### [INSTRUCTIONS TO FOLLOW]
All of the data should be repeated exactly; pictures are not part of the copy.

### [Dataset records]
+===+

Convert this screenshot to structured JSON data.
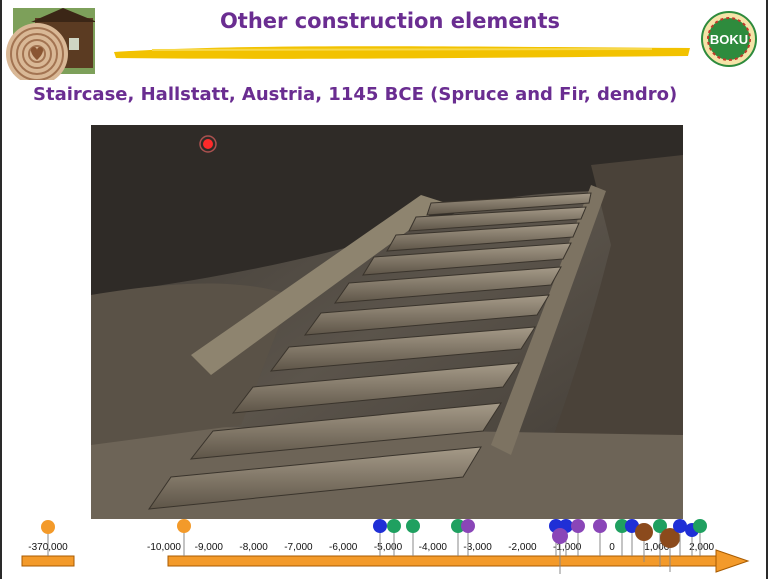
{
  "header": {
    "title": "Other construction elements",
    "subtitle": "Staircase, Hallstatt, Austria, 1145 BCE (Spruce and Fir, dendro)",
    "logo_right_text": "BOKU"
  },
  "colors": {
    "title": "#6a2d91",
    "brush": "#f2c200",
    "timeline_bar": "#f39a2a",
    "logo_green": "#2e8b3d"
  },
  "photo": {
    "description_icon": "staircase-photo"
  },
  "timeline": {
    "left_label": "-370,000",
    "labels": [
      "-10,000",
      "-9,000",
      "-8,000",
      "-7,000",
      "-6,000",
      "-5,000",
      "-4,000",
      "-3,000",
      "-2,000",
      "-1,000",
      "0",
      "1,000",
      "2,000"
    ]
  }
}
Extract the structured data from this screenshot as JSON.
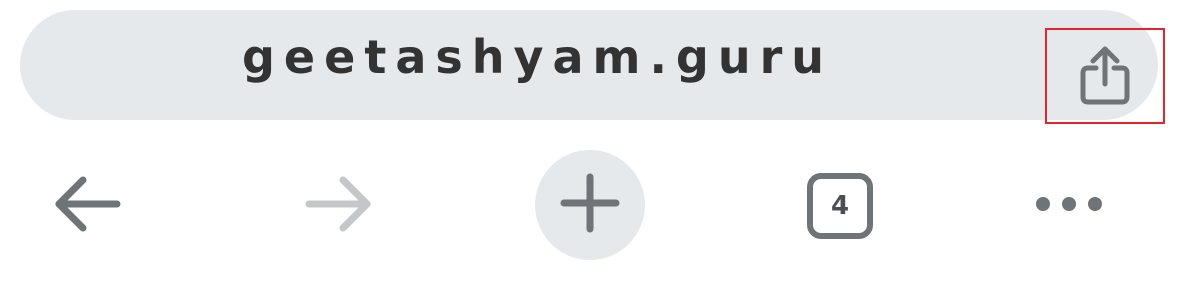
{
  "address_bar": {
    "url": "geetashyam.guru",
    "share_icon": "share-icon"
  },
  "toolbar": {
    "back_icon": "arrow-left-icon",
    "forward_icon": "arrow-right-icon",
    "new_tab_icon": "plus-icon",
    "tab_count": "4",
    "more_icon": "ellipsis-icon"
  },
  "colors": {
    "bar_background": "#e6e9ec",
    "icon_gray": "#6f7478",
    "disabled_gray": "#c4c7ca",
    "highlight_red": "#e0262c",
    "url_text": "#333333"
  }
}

+===+

### [SOLUTION]
Convert this screenshot to structured JSON data.
{
  "header": {
    "title": "Other construction elements",
    "subtitle": "Staircase, Hallstatt, Austria, 1145 BCE (Spruce and Fir, dendro)",
    "logo_right_text": "BOKU"
  },
  "colors": {
    "title": "#6a2d91",
    "brush": "#f2c200",
    "timeline_bar": "#f39a2a",
    "logo_green": "#2e8b3d"
  },
  "photo": {
    "description_icon": "staircase-photo"
  },
  "timeline": {
    "left_label": "-370,000",
    "labels": [
      "-10,000",
      "-9,000",
      "-8,000",
      "-7,000",
      "-6,000",
      "-5,000",
      "-4,000",
      "-3,000",
      "-2,000",
      "-1,000",
      "0",
      "1,000",
      "2,000"
    ]
  }
}
Extract the structured data from this screenshot as JSON.
{
  "address_bar": {
    "url": "geetashyam.guru",
    "share_icon": "share-icon"
  },
  "toolbar": {
    "back_icon": "arrow-left-icon",
    "forward_icon": "arrow-right-icon",
    "new_tab_icon": "plus-icon",
    "tab_count": "4",
    "more_icon": "ellipsis-icon"
  },
  "colors": {
    "bar_background": "#e6e9ec",
    "icon_gray": "#6f7478",
    "disabled_gray": "#c4c7ca",
    "highlight_red": "#e0262c",
    "url_text": "#333333"
  }
}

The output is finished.